> Objective
Return every line of the data below that includes the string "style".

:: Data lines

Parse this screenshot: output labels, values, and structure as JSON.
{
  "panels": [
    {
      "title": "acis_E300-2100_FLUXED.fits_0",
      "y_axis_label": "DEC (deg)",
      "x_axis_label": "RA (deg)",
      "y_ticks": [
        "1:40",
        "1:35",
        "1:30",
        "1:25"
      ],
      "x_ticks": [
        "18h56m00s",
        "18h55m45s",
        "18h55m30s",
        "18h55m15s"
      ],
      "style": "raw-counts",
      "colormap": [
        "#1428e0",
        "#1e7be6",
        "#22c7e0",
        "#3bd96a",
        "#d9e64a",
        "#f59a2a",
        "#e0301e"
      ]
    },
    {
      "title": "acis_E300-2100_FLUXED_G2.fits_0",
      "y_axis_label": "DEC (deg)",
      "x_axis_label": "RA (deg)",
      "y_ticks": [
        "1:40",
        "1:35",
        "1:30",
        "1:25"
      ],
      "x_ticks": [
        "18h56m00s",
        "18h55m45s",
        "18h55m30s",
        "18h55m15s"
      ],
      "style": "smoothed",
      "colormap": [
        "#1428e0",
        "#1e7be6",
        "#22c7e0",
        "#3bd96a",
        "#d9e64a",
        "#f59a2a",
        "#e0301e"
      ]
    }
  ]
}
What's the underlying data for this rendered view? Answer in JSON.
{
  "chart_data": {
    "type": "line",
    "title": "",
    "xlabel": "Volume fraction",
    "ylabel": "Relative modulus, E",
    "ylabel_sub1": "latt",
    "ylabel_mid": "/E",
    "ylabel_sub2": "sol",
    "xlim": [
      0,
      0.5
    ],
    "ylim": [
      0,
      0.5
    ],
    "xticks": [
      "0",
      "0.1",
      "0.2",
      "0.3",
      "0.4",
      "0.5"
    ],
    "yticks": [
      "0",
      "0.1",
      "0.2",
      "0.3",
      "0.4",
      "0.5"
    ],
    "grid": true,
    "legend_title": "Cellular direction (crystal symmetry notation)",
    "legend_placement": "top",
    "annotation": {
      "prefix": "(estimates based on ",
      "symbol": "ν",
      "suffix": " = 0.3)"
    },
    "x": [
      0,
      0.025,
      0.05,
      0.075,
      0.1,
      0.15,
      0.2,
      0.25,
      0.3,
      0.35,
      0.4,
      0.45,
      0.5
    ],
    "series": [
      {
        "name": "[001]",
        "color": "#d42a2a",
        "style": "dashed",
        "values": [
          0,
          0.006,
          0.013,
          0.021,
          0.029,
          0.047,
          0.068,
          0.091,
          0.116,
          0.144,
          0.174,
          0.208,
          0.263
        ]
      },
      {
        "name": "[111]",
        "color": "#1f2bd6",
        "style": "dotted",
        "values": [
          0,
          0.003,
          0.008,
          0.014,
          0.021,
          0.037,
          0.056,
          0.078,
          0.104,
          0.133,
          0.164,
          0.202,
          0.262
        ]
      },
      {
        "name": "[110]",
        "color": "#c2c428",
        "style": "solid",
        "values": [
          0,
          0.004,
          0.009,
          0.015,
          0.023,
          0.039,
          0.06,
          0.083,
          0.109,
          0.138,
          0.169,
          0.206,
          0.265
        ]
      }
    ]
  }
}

::::

> Full solution
      "style": "raw-counts",
      "style": "smoothed",
        "style": "dashed",
        "style": "dotted",
        "style": "solid",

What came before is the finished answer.